** What needs to be done **
List every line below containing "look".

** Given information **
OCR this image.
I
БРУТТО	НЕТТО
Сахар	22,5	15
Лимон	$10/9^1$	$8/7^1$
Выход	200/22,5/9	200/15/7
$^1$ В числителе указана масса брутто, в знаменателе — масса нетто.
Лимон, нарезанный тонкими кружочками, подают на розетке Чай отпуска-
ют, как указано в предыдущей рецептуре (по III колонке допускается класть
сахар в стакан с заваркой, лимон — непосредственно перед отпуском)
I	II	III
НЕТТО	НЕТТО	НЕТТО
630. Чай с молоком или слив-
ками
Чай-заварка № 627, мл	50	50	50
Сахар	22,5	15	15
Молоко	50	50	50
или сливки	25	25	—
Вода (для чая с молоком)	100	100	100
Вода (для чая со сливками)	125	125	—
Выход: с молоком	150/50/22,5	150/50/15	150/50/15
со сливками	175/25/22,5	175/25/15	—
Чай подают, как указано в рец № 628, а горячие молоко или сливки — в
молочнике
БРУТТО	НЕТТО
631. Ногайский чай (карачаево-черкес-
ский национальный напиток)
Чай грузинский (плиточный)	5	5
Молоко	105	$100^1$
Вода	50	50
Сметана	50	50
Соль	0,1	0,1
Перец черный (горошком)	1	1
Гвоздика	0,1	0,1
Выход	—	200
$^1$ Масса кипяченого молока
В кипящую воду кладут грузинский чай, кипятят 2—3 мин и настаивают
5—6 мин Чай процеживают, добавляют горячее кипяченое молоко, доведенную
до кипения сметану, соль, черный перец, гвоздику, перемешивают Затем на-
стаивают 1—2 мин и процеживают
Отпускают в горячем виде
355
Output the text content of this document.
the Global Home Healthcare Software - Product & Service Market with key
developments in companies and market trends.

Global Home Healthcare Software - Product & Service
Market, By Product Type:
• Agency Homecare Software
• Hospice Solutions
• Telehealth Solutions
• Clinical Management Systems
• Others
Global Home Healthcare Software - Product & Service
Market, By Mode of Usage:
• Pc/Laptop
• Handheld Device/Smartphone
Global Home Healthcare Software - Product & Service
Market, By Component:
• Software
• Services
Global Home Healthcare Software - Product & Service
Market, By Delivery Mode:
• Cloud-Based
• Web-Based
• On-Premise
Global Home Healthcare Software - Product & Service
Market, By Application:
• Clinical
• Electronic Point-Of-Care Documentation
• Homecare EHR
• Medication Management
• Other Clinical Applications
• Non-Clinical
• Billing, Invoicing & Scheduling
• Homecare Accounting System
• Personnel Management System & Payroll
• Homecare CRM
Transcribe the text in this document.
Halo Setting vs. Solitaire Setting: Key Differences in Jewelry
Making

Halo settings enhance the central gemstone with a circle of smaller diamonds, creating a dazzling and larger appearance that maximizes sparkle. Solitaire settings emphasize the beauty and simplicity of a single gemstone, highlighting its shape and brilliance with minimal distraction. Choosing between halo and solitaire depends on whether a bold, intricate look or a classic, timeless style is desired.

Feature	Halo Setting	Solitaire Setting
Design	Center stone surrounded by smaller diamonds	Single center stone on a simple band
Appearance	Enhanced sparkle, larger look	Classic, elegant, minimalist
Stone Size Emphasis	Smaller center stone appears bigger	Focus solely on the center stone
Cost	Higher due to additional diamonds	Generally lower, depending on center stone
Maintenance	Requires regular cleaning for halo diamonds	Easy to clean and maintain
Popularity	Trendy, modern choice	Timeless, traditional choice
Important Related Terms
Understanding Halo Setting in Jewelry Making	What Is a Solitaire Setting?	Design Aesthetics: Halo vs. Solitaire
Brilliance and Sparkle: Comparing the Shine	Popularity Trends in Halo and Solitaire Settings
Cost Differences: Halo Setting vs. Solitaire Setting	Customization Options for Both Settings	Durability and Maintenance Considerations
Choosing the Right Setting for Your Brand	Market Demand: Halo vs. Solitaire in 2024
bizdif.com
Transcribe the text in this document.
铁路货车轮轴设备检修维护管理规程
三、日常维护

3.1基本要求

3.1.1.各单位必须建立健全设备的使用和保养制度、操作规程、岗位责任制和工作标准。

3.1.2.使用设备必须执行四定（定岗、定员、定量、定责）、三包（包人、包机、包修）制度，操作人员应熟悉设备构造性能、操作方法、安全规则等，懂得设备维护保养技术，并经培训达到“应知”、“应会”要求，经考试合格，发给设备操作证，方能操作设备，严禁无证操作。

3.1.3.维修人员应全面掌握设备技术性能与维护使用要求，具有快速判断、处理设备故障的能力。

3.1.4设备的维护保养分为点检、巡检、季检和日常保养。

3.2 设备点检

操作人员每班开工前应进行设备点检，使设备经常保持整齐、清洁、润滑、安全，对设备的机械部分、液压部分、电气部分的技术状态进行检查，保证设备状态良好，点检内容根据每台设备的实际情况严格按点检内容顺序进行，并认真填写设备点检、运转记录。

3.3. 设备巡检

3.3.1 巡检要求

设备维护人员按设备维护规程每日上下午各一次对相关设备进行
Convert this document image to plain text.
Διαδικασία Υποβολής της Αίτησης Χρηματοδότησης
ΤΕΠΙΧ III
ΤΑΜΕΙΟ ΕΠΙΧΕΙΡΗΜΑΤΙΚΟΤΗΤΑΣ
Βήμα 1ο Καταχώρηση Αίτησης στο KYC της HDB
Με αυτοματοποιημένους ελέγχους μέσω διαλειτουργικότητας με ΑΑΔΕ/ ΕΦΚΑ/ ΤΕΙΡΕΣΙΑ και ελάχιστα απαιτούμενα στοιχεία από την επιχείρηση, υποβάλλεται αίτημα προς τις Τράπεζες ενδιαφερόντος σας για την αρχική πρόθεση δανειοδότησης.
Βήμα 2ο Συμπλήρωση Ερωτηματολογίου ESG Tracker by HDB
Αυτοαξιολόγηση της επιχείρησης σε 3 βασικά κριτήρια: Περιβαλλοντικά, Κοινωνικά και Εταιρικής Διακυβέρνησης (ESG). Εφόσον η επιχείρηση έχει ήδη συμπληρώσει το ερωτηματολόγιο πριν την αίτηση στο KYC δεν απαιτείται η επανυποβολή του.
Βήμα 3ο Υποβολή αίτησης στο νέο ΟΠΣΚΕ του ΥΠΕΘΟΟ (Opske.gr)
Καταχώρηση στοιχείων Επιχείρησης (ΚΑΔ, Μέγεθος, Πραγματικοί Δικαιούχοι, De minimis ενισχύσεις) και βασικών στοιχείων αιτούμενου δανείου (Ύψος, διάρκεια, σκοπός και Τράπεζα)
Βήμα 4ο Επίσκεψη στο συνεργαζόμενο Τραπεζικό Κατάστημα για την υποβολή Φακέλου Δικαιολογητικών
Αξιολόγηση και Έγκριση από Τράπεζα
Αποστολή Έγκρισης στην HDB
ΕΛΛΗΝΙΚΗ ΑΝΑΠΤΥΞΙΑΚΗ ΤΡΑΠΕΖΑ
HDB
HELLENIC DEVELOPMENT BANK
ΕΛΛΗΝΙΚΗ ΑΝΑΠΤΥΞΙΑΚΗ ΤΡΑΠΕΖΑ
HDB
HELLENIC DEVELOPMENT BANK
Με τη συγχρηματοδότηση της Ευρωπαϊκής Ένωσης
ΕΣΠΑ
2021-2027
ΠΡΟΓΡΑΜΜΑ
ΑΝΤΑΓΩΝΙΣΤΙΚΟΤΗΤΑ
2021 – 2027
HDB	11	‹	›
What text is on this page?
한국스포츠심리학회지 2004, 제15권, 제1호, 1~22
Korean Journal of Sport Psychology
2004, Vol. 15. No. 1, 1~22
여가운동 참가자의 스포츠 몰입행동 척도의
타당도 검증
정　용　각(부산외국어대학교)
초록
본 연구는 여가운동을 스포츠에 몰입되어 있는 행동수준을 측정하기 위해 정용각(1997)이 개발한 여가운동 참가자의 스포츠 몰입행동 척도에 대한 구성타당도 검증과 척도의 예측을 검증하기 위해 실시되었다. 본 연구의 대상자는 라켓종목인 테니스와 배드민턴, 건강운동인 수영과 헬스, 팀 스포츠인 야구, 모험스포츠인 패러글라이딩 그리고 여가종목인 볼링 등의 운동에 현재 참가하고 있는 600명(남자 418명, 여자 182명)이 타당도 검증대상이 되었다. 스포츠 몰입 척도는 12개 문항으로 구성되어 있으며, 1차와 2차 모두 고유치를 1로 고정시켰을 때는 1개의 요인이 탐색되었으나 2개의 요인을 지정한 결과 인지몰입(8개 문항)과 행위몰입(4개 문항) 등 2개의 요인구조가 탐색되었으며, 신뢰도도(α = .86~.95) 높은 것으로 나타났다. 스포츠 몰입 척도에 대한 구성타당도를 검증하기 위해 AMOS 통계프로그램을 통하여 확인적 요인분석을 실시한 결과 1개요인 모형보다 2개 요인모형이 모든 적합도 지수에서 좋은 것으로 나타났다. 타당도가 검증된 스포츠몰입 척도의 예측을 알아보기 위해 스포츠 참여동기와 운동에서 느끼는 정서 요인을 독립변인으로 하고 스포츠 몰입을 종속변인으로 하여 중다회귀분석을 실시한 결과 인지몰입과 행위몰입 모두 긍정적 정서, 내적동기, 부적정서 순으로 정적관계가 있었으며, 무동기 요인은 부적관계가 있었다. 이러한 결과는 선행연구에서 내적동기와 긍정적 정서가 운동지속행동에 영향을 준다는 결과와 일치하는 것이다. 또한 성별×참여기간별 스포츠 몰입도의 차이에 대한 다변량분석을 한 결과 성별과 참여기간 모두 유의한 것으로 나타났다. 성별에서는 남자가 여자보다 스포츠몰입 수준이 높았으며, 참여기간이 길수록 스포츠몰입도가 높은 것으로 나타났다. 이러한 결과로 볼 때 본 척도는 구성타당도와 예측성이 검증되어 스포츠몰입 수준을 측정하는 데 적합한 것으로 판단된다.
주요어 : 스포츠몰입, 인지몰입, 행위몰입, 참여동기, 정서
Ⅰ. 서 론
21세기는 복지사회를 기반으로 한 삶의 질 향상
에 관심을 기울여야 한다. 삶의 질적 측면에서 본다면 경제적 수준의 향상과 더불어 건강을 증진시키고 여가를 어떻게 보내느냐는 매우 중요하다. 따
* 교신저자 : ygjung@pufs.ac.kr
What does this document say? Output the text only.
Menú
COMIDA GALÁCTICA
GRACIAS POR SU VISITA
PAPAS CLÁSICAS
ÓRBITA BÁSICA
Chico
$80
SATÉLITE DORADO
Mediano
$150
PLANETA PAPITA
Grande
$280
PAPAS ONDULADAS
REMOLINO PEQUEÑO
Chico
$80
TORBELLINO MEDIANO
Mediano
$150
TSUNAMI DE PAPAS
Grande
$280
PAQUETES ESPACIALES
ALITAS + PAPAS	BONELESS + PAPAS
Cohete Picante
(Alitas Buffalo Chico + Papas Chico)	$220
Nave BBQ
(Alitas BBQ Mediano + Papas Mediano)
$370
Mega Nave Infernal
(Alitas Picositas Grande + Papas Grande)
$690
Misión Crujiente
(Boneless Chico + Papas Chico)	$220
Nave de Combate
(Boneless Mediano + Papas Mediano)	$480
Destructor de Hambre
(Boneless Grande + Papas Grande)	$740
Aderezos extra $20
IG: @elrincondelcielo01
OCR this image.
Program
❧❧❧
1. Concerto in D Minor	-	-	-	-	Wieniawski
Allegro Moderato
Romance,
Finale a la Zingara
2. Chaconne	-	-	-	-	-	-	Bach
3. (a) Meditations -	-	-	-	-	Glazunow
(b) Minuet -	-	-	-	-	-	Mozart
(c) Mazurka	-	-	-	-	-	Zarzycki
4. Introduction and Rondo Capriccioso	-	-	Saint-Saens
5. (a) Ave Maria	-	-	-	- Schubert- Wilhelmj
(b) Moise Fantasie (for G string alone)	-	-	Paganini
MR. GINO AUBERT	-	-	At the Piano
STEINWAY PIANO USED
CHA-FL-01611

** Solution to this task **
Halo settings enhance the central gemstone with a circle of smaller diamonds, creating a dazzling and larger appearance that maximizes sparkle. Solitaire settings emphasize the beauty and simplicity of a single gemstone, highlighting its shape and brilliance with minimal distraction. Choosing between halo and solitaire depends on whether a bold, intricate look or a classic, timeless style is desired.
Appearance	Enhanced sparkle, larger look	Classic, elegant, minimalist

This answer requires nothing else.